#### [Written task]
Sift the listing for lines that hold the string "JSON" and pull them out.

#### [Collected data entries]
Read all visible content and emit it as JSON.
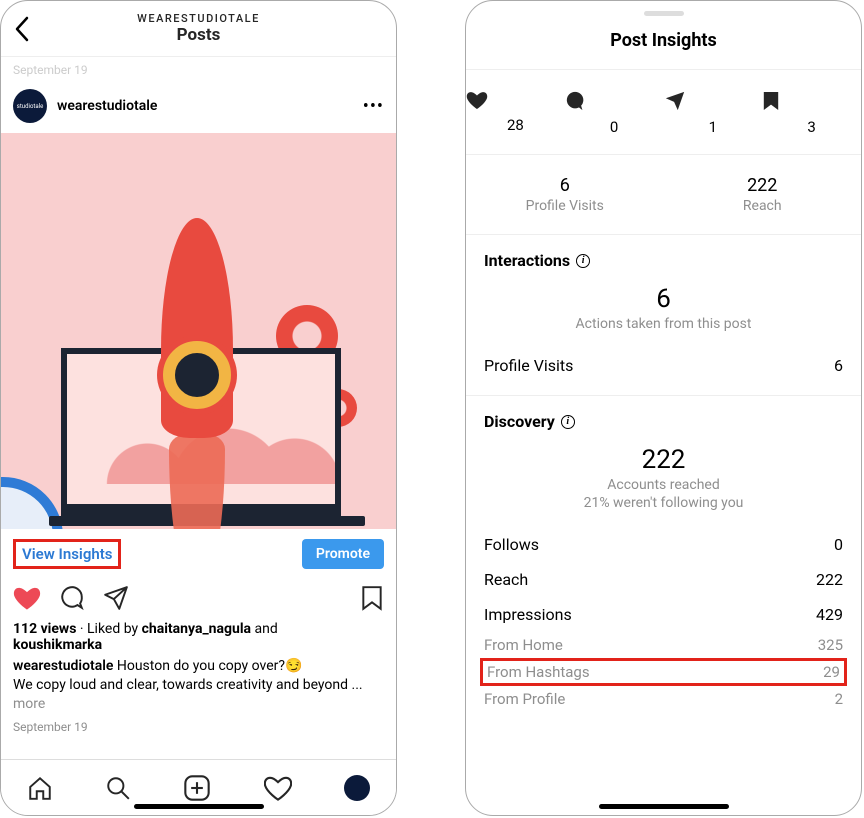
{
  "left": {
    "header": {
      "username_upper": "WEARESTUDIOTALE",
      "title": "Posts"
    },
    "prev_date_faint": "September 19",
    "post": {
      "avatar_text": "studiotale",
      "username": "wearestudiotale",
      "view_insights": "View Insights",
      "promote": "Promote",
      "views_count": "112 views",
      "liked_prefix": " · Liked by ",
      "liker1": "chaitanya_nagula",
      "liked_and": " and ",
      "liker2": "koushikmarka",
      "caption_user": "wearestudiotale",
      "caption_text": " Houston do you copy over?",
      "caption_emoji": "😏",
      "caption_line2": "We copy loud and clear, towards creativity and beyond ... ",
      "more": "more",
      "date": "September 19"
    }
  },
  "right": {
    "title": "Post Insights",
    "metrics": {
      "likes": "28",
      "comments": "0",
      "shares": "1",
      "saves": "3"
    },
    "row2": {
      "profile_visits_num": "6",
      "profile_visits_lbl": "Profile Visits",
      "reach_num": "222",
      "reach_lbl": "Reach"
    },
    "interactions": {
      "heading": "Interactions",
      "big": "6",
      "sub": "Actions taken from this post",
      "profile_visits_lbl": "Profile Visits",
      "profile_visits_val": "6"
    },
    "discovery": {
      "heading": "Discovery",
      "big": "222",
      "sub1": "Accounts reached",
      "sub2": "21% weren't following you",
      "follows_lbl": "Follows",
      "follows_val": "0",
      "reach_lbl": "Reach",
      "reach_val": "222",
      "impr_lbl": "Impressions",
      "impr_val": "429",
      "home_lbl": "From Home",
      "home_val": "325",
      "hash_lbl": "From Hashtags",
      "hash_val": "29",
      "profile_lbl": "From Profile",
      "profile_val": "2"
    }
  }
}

...

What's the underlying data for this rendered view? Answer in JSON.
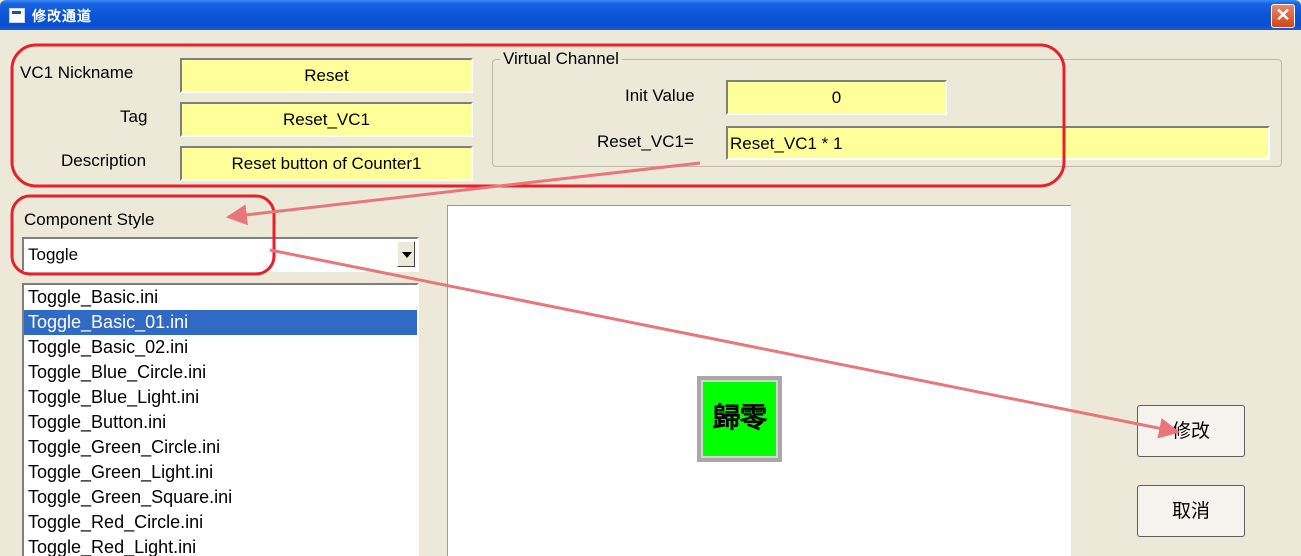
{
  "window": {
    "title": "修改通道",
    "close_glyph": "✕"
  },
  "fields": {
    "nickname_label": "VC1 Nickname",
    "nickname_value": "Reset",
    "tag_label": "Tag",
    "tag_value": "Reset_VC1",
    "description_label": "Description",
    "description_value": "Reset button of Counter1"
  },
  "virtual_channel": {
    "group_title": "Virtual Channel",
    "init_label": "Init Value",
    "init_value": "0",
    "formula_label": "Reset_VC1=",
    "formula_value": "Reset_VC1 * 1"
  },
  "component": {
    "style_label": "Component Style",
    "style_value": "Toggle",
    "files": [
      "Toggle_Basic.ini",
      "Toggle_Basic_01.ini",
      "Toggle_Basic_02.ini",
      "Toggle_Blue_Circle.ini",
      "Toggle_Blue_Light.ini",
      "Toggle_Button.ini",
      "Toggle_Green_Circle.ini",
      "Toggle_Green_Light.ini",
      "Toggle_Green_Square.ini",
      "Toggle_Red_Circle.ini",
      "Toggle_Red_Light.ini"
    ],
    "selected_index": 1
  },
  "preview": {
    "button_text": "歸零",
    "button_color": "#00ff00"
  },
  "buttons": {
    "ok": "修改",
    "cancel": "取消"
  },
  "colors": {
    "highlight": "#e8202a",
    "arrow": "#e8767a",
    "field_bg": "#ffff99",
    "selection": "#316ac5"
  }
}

==

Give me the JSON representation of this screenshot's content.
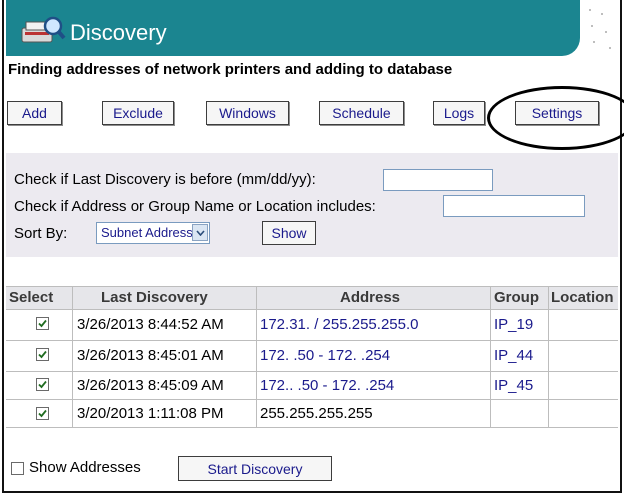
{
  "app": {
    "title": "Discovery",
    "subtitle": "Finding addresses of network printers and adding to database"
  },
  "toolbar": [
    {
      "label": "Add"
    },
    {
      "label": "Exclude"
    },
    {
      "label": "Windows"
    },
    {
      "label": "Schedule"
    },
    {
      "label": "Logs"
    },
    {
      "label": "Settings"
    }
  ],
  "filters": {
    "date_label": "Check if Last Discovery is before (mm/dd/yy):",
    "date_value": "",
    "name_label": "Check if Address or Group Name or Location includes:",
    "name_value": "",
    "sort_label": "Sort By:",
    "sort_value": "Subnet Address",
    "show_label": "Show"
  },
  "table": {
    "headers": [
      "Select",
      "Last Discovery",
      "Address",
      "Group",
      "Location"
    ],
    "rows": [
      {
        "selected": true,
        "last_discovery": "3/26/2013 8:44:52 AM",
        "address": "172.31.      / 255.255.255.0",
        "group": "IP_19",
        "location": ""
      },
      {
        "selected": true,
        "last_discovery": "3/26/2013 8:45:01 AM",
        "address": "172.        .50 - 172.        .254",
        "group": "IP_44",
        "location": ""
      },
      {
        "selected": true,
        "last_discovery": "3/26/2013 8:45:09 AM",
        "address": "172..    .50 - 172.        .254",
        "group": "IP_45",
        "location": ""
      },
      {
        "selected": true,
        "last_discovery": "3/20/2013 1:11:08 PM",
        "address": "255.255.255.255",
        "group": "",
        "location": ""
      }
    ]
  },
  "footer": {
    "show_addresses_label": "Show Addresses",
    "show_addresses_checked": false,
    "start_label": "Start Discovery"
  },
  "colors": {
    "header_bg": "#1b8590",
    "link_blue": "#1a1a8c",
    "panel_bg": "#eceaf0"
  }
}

#### [Task result]
Read all visible content and emit it as JSON.
What's the underlying data for this rendered view? Answer in JSON.
Give me the JSON representation of this screenshot's content.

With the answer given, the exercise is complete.